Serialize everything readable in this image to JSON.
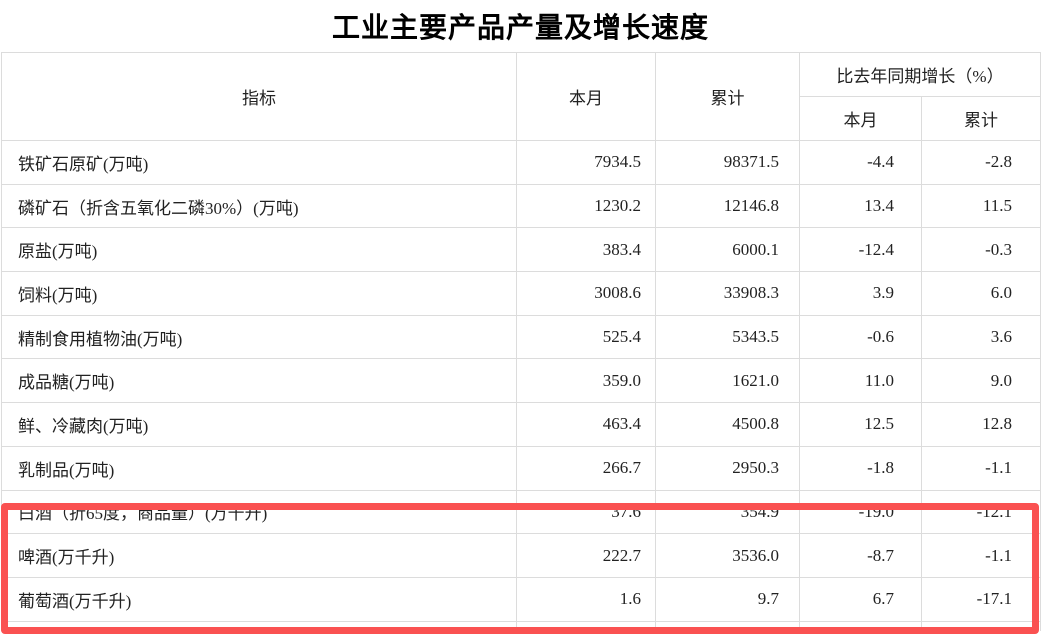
{
  "title": "工业主要产品产量及增长速度",
  "table": {
    "headers": {
      "indicator": "指标",
      "month": "本月",
      "cumulative": "累计",
      "growth_group": "比去年同期增长（%）",
      "growth_month": "本月",
      "growth_cumulative": "累计"
    },
    "rows": [
      {
        "indicator": "铁矿石原矿(万吨)",
        "month": "7934.5",
        "cumulative": "98371.5",
        "growth_month": "-4.4",
        "growth_cumulative": "-2.8"
      },
      {
        "indicator": "磷矿石（折含五氧化二磷30%）(万吨)",
        "month": "1230.2",
        "cumulative": "12146.8",
        "growth_month": "13.4",
        "growth_cumulative": "11.5"
      },
      {
        "indicator": "原盐(万吨)",
        "month": "383.4",
        "cumulative": "6000.1",
        "growth_month": "-12.4",
        "growth_cumulative": "-0.3"
      },
      {
        "indicator": "饲料(万吨)",
        "month": "3008.6",
        "cumulative": "33908.3",
        "growth_month": "3.9",
        "growth_cumulative": "6.0"
      },
      {
        "indicator": "精制食用植物油(万吨)",
        "month": "525.4",
        "cumulative": "5343.5",
        "growth_month": "-0.6",
        "growth_cumulative": "3.6"
      },
      {
        "indicator": "成品糖(万吨)",
        "month": "359.0",
        "cumulative": "1621.0",
        "growth_month": "11.0",
        "growth_cumulative": "9.0"
      },
      {
        "indicator": "鲜、冷藏肉(万吨)",
        "month": "463.4",
        "cumulative": "4500.8",
        "growth_month": "12.5",
        "growth_cumulative": "12.8"
      },
      {
        "indicator": "乳制品(万吨)",
        "month": "266.7",
        "cumulative": "2950.3",
        "growth_month": "-1.8",
        "growth_cumulative": "-1.1"
      },
      {
        "indicator": "白酒（折65度，商品量）(万千升)",
        "month": "37.6",
        "cumulative": "354.9",
        "growth_month": "-19.0",
        "growth_cumulative": "-12.1"
      },
      {
        "indicator": "啤酒(万千升)",
        "month": "222.7",
        "cumulative": "3536.0",
        "growth_month": "-8.7",
        "growth_cumulative": "-1.1"
      },
      {
        "indicator": "葡萄酒(万千升)",
        "month": "1.6",
        "cumulative": "9.7",
        "growth_month": "6.7",
        "growth_cumulative": "-17.1"
      }
    ]
  },
  "highlight": {
    "color": "#fa5151"
  },
  "colors": {
    "grid_line": "#dcdcdc",
    "text": "#222222",
    "background": "#ffffff"
  }
}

-=-=-=-=-

[TASK DETAILS] Extract the text of all the records above verbatim, excluding pictures.

[EXERCISE OUTPUT]
Serialize everything readable in this image to JSON.
{
  "title": "工业主要产品产量及增长速度",
  "table": {
    "headers": {
      "indicator": "指标",
      "month": "本月",
      "cumulative": "累计",
      "growth_group": "比去年同期增长（%）",
      "growth_month": "本月",
      "growth_cumulative": "累计"
    },
    "rows": [
      {
        "indicator": "铁矿石原矿(万吨)",
        "month": "7934.5",
        "cumulative": "98371.5",
        "growth_month": "-4.4",
        "growth_cumulative": "-2.8"
      },
      {
        "indicator": "磷矿石（折含五氧化二磷30%）(万吨)",
        "month": "1230.2",
        "cumulative": "12146.8",
        "growth_month": "13.4",
        "growth_cumulative": "11.5"
      },
      {
        "indicator": "原盐(万吨)",
        "month": "383.4",
        "cumulative": "6000.1",
        "growth_month": "-12.4",
        "growth_cumulative": "-0.3"
      },
      {
        "indicator": "饲料(万吨)",
        "month": "3008.6",
        "cumulative": "33908.3",
        "growth_month": "3.9",
        "growth_cumulative": "6.0"
      },
      {
        "indicator": "精制食用植物油(万吨)",
        "month": "525.4",
        "cumulative": "5343.5",
        "growth_month": "-0.6",
        "growth_cumulative": "3.6"
      },
      {
        "indicator": "成品糖(万吨)",
        "month": "359.0",
        "cumulative": "1621.0",
        "growth_month": "11.0",
        "growth_cumulative": "9.0"
      },
      {
        "indicator": "鲜、冷藏肉(万吨)",
        "month": "463.4",
        "cumulative": "4500.8",
        "growth_month": "12.5",
        "growth_cumulative": "12.8"
      },
      {
        "indicator": "乳制品(万吨)",
        "month": "266.7",
        "cumulative": "2950.3",
        "growth_month": "-1.8",
        "growth_cumulative": "-1.1"
      },
      {
        "indicator": "白酒（折65度，商品量）(万千升)",
        "month": "37.6",
        "cumulative": "354.9",
        "growth_month": "-19.0",
        "growth_cumulative": "-12.1"
      },
      {
        "indicator": "啤酒(万千升)",
        "month": "222.7",
        "cumulative": "3536.0",
        "growth_month": "-8.7",
        "growth_cumulative": "-1.1"
      },
      {
        "indicator": "葡萄酒(万千升)",
        "month": "1.6",
        "cumulative": "9.7",
        "growth_month": "6.7",
        "growth_cumulative": "-17.1"
      }
    ]
  },
  "highlight": {
    "color": "#fa5151"
  },
  "colors": {
    "grid_line": "#dcdcdc",
    "text": "#222222",
    "background": "#ffffff"
  }
}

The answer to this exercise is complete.